--- Start ITEMS ---

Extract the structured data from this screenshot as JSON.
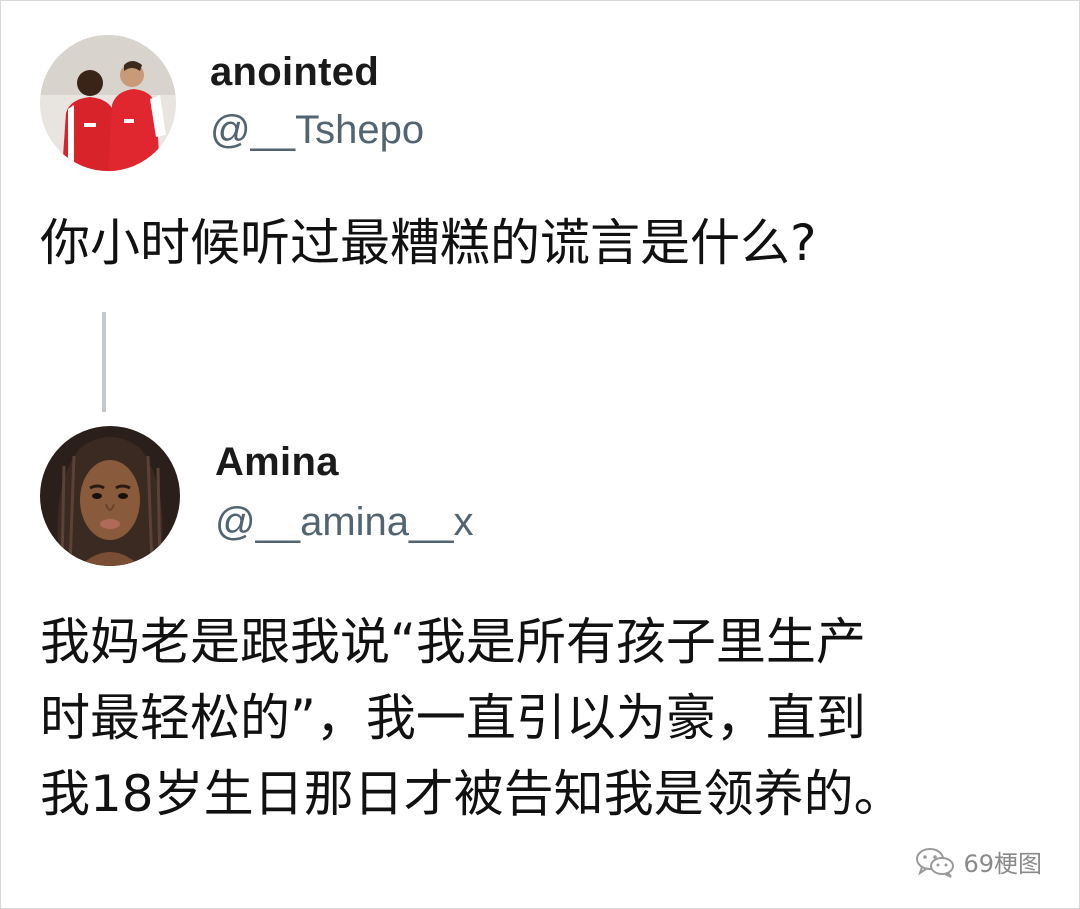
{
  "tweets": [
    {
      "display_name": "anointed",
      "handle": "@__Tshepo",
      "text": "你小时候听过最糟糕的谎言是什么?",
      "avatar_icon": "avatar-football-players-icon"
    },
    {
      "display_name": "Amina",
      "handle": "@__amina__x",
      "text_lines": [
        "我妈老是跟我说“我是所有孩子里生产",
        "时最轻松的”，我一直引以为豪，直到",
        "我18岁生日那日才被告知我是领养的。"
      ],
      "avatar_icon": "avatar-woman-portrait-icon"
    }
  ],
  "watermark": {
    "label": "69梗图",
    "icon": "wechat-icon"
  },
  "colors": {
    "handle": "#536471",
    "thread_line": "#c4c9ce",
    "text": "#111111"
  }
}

--- End ITEMS ---
--- Start ITEMS ---

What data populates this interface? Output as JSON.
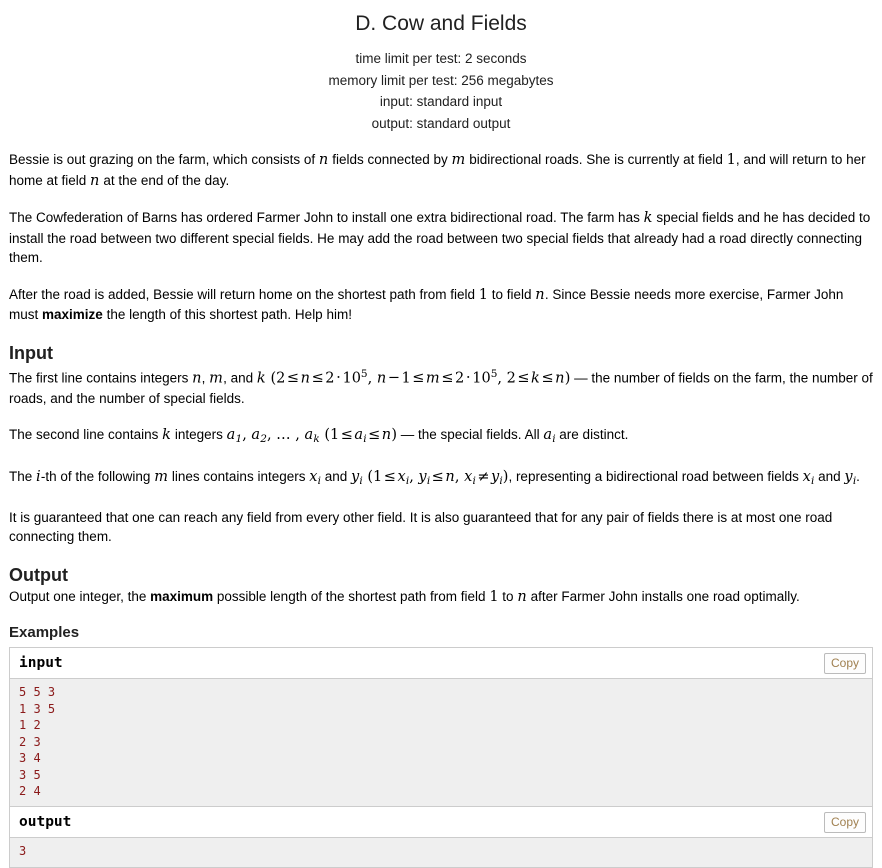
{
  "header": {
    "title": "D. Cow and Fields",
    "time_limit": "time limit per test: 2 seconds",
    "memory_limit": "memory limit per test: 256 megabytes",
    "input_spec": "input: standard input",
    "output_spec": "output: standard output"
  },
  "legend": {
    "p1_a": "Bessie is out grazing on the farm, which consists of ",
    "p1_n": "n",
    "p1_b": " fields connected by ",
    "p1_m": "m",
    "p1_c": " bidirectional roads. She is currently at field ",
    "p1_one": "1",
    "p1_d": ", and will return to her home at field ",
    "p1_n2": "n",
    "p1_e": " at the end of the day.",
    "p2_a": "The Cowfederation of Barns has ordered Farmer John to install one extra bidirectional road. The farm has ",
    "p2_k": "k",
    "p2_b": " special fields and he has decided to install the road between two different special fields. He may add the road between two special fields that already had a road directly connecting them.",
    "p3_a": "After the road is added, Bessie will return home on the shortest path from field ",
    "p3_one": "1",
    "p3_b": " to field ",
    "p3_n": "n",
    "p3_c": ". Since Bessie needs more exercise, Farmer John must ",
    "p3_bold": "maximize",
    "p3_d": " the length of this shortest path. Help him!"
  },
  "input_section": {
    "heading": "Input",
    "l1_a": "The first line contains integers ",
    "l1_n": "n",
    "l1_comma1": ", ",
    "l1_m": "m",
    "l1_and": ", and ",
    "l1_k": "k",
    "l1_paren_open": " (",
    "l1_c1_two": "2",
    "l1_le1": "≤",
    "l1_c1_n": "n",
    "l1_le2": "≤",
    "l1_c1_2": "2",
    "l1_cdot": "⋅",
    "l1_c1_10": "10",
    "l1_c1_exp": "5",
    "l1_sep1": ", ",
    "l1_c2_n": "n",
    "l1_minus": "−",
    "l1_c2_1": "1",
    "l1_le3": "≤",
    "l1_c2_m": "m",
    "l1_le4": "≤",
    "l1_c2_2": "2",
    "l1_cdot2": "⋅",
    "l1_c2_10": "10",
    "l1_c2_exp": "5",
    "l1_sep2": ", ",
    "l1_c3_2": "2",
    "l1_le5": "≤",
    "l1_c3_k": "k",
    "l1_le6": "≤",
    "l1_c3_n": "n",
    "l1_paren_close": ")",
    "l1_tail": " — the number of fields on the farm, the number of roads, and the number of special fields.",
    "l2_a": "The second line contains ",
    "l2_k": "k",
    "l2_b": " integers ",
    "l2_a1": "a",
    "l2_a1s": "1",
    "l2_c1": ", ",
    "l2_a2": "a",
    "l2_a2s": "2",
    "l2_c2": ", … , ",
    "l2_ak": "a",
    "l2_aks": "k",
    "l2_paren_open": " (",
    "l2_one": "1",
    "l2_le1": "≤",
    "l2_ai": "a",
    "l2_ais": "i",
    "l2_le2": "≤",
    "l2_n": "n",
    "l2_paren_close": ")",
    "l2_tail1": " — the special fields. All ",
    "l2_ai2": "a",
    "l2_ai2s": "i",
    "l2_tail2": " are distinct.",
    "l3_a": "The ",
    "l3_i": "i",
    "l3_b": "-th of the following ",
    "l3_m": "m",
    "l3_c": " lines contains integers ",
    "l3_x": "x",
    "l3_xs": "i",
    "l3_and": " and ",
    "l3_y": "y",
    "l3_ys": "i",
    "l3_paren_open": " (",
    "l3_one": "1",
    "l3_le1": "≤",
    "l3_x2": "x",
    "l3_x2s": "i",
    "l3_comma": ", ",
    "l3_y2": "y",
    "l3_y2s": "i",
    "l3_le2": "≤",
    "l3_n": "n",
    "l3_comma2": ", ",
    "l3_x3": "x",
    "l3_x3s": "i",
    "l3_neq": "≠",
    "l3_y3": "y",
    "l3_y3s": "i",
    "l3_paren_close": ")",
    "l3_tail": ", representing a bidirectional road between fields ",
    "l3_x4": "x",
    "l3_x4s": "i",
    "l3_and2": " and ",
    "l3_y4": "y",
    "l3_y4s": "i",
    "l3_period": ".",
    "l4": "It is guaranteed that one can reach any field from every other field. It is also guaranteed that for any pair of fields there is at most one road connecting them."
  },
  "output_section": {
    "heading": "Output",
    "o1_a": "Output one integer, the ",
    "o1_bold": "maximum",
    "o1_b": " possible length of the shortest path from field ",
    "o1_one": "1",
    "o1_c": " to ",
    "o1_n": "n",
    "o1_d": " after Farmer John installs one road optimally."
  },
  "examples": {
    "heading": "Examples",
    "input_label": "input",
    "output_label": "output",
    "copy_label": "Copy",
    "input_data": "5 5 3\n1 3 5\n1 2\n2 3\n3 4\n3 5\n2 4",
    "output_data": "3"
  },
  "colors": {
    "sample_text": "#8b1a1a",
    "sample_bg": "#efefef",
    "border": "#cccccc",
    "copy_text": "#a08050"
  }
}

--- End ITEMS ---

# STATED EXERCISE
Pick out lines containing the word "length", each one as written.

# WRITTEN RESPONSE
    "p3_d": " the length of this shortest path. Help him!"
    "o1_b": " possible length of the shortest path from field ",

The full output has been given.